• **WHAT THIS TASK INVOLVES**:
Copy verbatim the lines from the one containing "bar <box>822 566 859 581</box>" through the one containing "x-tick-label: 2021 <box>1445", including both of those lines.

• **RECORDS**:
--

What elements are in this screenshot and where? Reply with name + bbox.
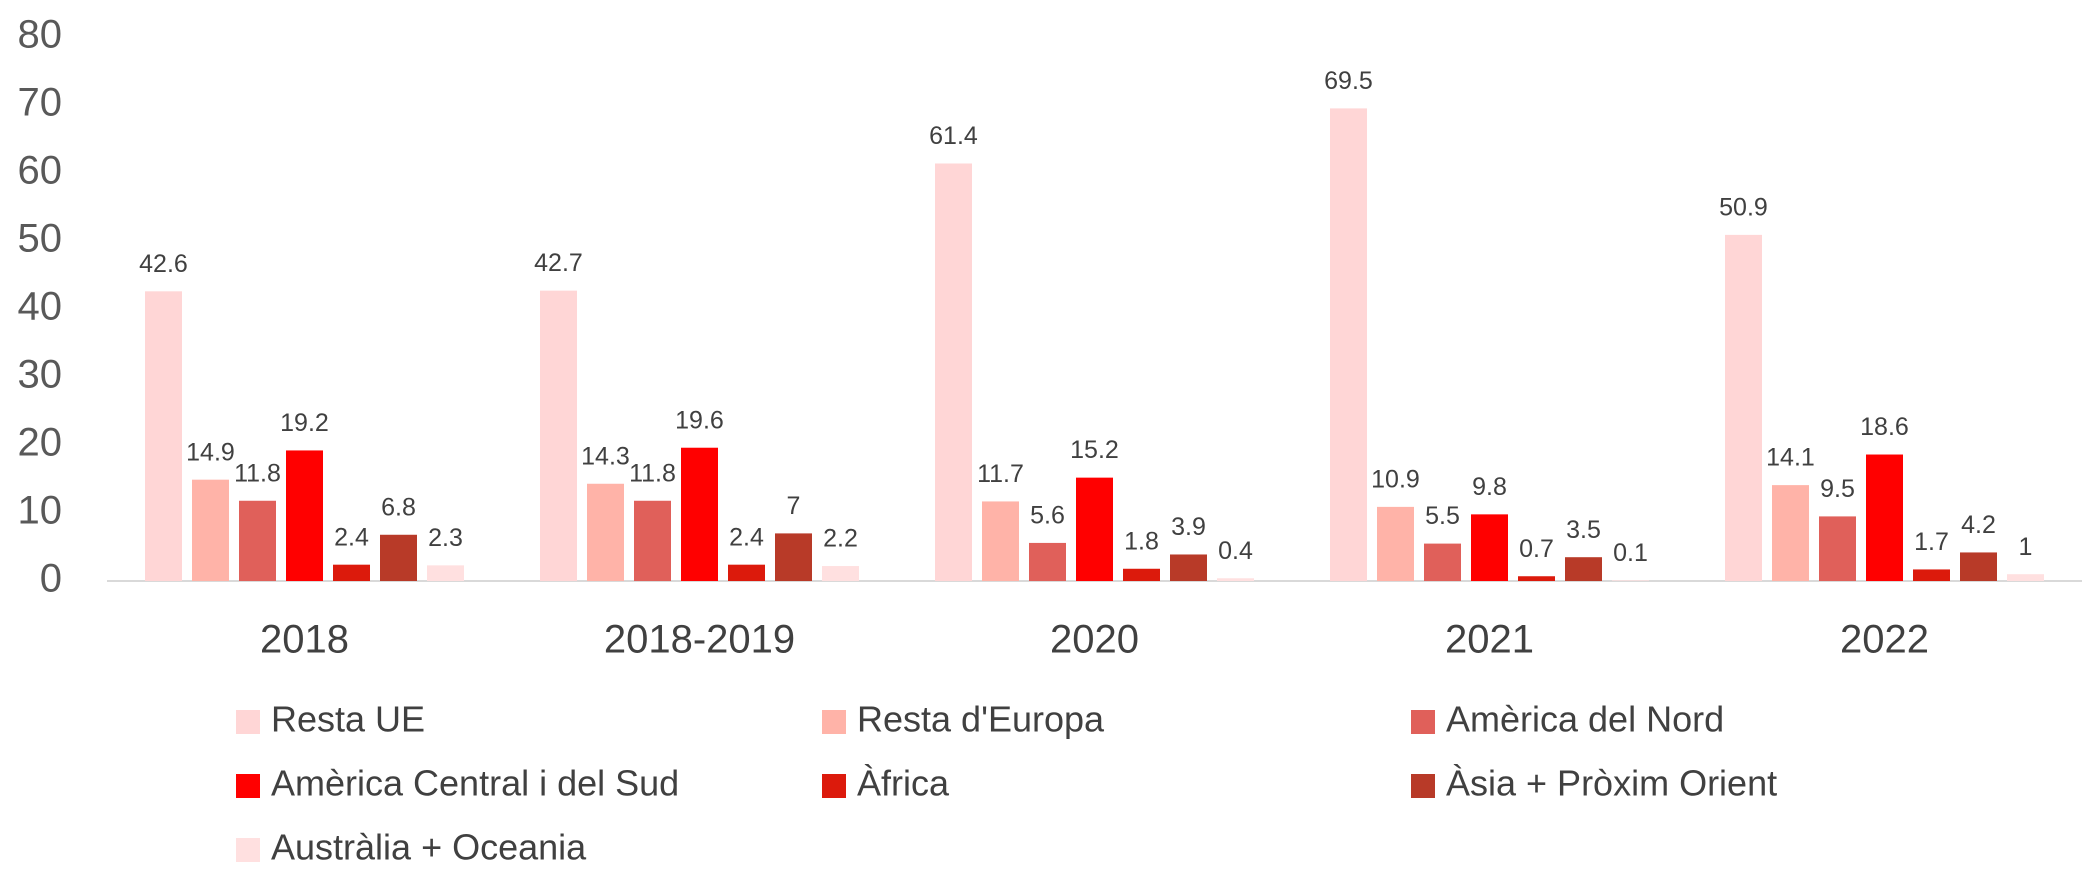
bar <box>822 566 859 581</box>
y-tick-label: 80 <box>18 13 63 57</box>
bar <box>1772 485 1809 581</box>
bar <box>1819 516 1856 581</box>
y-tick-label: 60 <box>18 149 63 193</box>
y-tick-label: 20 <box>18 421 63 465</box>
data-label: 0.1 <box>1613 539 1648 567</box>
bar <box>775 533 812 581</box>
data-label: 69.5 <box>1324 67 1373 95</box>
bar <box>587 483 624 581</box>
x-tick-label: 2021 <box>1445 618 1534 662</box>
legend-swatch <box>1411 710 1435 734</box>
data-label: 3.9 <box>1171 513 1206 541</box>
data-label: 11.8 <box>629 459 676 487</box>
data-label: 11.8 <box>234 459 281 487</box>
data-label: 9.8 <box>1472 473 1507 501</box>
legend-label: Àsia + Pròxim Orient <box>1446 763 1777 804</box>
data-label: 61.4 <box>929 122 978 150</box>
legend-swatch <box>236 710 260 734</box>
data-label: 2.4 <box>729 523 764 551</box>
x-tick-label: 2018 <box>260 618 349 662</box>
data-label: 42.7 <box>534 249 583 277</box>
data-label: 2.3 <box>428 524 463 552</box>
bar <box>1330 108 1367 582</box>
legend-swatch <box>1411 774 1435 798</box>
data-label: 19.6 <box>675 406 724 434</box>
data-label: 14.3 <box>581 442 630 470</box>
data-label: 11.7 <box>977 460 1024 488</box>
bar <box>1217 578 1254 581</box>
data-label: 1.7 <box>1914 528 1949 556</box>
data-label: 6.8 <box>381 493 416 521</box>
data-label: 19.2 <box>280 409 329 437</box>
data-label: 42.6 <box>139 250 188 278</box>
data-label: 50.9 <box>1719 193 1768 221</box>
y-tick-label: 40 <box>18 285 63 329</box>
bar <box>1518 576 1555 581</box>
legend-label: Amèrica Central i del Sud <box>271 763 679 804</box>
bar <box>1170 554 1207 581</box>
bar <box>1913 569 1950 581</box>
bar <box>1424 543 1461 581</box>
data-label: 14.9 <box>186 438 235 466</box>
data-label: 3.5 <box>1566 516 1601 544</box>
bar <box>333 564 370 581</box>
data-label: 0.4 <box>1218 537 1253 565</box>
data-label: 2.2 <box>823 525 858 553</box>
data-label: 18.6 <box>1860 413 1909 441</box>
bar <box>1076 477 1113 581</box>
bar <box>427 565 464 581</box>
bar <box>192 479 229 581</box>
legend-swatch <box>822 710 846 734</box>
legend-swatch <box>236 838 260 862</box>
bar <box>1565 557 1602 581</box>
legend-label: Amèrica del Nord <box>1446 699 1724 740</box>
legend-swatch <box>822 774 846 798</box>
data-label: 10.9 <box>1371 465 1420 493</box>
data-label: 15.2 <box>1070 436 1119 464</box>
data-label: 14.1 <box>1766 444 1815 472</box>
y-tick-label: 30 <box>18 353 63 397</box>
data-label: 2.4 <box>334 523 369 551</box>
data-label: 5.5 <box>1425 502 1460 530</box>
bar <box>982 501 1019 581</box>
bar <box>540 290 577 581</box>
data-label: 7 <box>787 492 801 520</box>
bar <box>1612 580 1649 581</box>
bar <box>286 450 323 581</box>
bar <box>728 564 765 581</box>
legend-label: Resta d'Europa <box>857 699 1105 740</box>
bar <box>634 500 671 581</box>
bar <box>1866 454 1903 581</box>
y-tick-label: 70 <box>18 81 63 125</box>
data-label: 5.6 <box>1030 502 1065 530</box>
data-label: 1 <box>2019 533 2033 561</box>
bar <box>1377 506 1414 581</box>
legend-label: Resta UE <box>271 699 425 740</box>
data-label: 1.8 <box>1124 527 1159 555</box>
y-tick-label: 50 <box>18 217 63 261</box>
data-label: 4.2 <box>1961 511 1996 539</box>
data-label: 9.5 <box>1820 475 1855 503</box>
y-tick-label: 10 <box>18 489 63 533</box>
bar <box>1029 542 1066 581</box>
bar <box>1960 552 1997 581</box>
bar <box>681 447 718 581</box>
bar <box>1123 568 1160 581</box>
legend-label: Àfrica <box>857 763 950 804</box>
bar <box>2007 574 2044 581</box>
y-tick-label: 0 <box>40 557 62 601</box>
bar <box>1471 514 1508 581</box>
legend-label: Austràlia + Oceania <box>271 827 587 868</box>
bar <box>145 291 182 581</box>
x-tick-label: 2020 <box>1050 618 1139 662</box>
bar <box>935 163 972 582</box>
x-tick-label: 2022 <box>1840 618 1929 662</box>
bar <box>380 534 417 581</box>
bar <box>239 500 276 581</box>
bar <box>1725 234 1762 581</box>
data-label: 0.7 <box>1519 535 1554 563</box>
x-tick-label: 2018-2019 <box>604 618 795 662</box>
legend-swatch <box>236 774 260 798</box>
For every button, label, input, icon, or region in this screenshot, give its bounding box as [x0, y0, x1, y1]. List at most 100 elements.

--

• **ANSWER TO THE EXERCISE**:
bar <box>822 566 859 581</box>
y-tick-label: 80 <box>18 13 63 57</box>
bar <box>1772 485 1809 581</box>
bar <box>1819 516 1856 581</box>
y-tick-label: 60 <box>18 149 63 193</box>
y-tick-label: 20 <box>18 421 63 465</box>
data-label: 0.1 <box>1613 539 1648 567</box>
bar <box>775 533 812 581</box>
data-label: 69.5 <box>1324 67 1373 95</box>
bar <box>587 483 624 581</box>
x-tick-label: 2021 <box>1445 618 1534 662</box>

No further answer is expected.